● Entries provided:
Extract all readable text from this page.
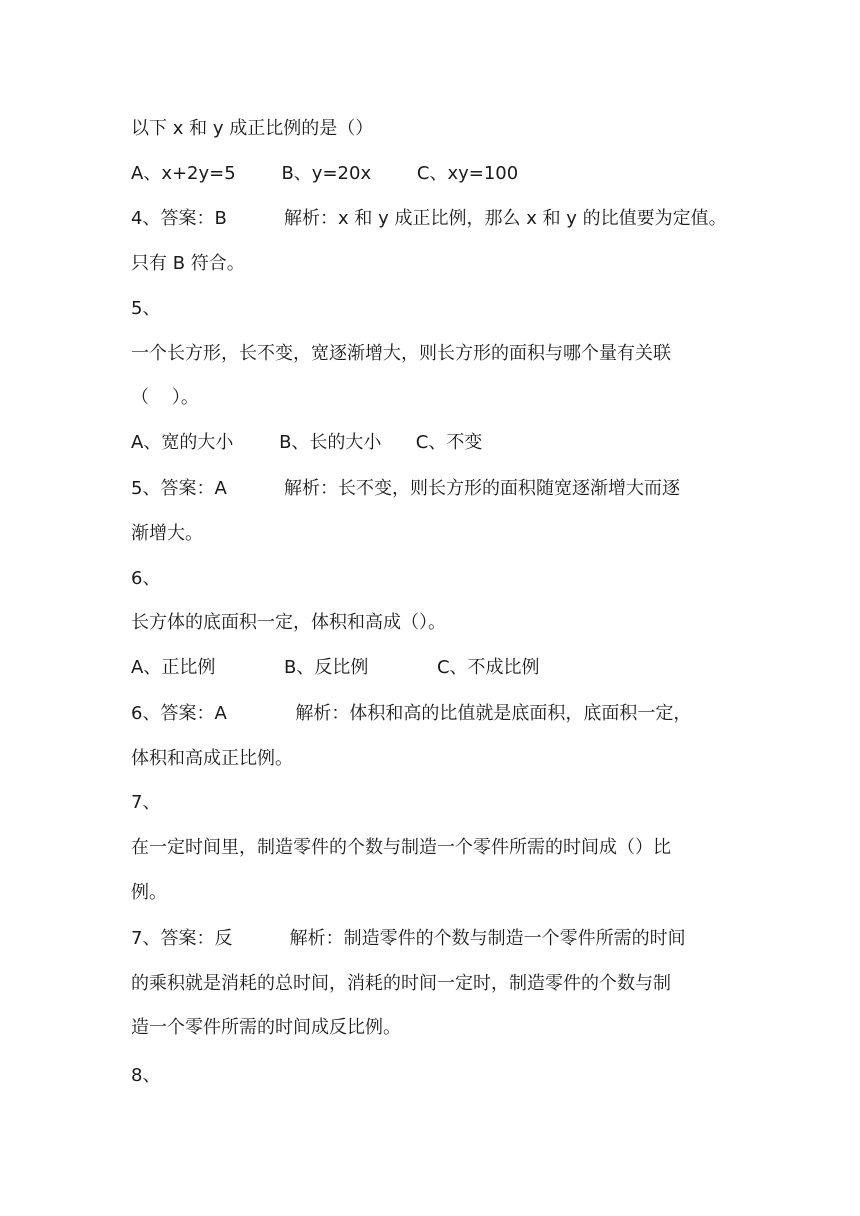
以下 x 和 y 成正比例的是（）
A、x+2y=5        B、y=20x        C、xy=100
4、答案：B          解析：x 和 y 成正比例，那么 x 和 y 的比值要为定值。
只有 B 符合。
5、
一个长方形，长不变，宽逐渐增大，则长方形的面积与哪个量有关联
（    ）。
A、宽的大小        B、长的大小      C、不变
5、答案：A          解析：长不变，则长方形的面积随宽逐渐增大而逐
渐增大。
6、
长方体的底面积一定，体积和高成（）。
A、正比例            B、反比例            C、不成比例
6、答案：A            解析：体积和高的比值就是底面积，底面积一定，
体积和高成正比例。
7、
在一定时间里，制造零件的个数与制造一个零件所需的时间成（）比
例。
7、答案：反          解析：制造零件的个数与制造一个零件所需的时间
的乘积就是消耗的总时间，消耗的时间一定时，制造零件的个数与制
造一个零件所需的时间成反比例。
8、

● Description of the task: Return all the entries word for word, but omit any pictures they contain.

● Response to this exercise:
Extract all readable text from this page.
以下 x 和 y 成正比例的是（）
A、x+2y=5        B、y=20x        C、xy=100
4、答案：B          解析：x 和 y 成正比例，那么 x 和 y 的比值要为定值。
只有 B 符合。
5、
一个长方形，长不变，宽逐渐增大，则长方形的面积与哪个量有关联
（    ）。
A、宽的大小        B、长的大小      C、不变
5、答案：A          解析：长不变，则长方形的面积随宽逐渐增大而逐
渐增大。
6、
长方体的底面积一定，体积和高成（）。
A、正比例            B、反比例            C、不成比例
6、答案：A            解析：体积和高的比值就是底面积，底面积一定，
体积和高成正比例。
7、
在一定时间里，制造零件的个数与制造一个零件所需的时间成（）比
例。
7、答案：反          解析：制造零件的个数与制造一个零件所需的时间
的乘积就是消耗的总时间，消耗的时间一定时，制造零件的个数与制
造一个零件所需的时间成反比例。
8、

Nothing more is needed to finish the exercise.